* EXERCISE *
From the listing below, pull each line that includes "name".

* DATA FOR THIS TASK *
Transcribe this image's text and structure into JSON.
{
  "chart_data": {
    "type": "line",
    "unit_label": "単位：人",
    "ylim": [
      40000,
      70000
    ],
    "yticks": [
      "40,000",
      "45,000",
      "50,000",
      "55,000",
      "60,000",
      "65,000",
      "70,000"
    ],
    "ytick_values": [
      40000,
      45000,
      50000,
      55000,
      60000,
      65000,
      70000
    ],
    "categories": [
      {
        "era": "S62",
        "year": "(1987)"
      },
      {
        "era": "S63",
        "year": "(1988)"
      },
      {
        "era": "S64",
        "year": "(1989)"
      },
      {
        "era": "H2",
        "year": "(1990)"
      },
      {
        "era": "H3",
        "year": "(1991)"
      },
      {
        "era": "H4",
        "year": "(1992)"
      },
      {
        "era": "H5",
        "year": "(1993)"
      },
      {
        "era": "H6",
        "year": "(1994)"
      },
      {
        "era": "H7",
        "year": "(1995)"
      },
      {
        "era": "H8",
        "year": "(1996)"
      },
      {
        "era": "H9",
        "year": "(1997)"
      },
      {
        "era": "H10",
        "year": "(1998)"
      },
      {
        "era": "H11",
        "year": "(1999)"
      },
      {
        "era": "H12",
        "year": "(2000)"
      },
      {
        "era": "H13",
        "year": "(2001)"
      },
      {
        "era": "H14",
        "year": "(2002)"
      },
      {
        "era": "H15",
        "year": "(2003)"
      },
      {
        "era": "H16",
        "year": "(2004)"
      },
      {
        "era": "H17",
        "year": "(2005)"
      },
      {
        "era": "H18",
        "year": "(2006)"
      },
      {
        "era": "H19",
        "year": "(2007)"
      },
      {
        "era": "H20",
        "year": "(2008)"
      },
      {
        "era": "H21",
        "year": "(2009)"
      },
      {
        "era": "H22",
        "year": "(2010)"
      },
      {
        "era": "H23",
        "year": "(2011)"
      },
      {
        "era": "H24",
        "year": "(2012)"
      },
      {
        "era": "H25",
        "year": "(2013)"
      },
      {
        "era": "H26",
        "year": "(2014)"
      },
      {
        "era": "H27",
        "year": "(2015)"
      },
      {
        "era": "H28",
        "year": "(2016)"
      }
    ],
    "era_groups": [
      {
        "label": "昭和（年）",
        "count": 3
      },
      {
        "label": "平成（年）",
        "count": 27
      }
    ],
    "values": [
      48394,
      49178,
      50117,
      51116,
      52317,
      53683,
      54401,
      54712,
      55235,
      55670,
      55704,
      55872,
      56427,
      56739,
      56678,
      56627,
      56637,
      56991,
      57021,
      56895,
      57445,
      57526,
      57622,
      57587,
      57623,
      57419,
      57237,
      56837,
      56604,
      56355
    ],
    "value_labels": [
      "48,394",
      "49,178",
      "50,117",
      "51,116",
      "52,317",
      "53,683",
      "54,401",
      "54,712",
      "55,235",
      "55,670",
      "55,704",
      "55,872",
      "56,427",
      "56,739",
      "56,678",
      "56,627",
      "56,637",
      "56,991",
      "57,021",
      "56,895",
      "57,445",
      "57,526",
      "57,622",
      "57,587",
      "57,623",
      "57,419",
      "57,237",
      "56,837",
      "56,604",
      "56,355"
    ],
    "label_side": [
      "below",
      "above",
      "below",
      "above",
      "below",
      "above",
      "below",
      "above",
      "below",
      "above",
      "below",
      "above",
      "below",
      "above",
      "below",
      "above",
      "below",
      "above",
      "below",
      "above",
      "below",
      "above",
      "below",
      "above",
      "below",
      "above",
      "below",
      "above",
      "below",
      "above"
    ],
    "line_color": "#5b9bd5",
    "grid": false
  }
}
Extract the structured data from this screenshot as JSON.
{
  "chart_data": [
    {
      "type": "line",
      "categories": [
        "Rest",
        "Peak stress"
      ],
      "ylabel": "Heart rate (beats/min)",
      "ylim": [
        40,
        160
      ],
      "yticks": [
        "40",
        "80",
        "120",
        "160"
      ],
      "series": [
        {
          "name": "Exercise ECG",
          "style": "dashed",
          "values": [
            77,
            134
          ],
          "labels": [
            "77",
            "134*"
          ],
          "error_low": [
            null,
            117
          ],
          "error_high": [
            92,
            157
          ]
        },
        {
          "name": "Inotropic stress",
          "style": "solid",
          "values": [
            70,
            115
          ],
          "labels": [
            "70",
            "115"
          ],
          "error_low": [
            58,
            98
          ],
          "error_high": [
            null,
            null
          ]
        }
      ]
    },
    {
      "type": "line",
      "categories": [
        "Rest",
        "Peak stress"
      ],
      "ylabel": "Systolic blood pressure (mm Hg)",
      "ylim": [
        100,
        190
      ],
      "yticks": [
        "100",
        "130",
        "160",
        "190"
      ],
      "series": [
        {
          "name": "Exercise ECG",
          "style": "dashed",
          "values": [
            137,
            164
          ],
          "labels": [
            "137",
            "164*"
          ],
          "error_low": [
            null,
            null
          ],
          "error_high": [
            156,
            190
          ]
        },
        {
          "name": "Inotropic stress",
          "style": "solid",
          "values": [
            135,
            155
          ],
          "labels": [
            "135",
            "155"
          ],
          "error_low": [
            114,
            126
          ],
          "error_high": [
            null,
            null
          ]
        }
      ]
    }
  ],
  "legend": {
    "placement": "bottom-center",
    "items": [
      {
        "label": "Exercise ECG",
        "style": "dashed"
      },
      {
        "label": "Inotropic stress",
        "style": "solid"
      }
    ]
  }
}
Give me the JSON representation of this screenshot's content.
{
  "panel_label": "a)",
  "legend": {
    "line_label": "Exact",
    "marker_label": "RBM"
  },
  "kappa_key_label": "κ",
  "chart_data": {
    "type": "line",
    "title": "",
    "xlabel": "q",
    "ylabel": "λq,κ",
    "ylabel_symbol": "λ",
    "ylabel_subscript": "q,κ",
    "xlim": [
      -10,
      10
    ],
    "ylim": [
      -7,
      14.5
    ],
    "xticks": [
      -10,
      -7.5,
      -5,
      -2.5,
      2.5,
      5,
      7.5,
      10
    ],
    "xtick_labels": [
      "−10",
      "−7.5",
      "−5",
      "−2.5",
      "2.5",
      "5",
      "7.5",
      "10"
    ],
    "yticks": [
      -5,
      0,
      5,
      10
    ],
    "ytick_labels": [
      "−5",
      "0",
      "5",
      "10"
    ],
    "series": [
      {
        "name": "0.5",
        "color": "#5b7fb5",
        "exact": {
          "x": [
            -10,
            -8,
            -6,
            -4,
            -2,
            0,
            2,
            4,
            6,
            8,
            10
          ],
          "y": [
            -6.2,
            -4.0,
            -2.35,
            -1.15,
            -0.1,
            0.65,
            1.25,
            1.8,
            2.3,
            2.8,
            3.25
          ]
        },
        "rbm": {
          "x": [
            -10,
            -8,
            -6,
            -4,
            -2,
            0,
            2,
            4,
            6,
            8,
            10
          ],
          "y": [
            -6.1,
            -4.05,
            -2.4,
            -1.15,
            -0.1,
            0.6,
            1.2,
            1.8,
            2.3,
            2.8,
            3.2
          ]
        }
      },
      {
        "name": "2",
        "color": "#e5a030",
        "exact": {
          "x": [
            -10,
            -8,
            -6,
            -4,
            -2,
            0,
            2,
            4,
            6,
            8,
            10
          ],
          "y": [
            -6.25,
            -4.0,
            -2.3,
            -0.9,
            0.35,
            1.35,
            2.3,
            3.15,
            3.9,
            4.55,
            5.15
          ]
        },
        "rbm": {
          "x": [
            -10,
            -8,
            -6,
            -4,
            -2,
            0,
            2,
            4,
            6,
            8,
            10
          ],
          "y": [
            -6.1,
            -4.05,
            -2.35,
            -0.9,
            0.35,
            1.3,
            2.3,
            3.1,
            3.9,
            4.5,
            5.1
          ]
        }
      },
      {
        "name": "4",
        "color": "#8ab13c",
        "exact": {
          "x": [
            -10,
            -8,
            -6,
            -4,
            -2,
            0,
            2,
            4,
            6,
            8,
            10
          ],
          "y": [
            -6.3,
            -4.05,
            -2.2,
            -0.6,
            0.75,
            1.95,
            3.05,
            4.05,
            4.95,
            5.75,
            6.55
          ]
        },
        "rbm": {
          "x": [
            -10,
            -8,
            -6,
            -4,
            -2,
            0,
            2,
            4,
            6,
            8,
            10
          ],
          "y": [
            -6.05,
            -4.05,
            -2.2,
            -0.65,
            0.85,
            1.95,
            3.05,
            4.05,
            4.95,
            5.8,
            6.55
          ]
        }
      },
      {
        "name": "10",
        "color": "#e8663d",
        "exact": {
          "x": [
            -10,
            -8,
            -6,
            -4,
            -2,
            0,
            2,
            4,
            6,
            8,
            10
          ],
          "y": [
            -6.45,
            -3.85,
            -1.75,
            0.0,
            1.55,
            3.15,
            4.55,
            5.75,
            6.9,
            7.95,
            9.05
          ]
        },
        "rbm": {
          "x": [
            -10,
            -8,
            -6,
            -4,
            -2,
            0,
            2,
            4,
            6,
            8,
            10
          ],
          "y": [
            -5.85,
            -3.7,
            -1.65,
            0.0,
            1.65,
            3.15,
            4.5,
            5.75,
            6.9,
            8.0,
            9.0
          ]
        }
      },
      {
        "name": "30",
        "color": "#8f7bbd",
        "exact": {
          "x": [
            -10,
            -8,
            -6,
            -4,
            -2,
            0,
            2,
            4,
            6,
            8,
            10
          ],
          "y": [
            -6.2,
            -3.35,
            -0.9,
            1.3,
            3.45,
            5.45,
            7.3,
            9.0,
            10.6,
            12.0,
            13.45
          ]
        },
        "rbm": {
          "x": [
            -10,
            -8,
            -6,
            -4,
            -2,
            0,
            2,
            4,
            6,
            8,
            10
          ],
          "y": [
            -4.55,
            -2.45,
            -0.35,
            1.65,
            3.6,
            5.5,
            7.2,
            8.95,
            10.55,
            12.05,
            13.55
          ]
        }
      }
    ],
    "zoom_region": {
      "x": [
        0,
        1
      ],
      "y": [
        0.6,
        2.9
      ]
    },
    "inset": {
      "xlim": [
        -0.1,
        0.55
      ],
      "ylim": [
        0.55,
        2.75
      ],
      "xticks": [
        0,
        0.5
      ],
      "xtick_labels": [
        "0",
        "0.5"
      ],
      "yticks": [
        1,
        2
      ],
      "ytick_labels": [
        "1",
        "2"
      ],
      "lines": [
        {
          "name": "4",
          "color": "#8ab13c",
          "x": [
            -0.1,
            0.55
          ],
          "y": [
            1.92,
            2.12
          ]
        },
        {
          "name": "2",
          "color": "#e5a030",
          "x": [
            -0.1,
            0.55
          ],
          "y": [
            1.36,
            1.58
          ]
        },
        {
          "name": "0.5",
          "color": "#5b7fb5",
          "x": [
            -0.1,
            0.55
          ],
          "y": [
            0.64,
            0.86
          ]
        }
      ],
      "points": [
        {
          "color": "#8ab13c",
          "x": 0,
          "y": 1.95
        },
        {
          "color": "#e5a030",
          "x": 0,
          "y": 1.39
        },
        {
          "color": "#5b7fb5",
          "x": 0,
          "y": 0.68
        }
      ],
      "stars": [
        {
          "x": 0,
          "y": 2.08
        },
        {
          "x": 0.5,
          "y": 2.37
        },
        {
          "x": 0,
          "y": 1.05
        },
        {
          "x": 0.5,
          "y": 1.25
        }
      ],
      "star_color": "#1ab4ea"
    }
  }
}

* TASK RESPONSE *
          "name": "Exercise ECG",
          "name": "Inotropic stress",
          "name": "Exercise ECG",
          "name": "Inotropic stress",
        "name": "0.5",
        "name": "2",
        "name": "4",
        "name": "10",
        "name": "30",
          "name": "4",
          "name": "2",
          "name": "0.5",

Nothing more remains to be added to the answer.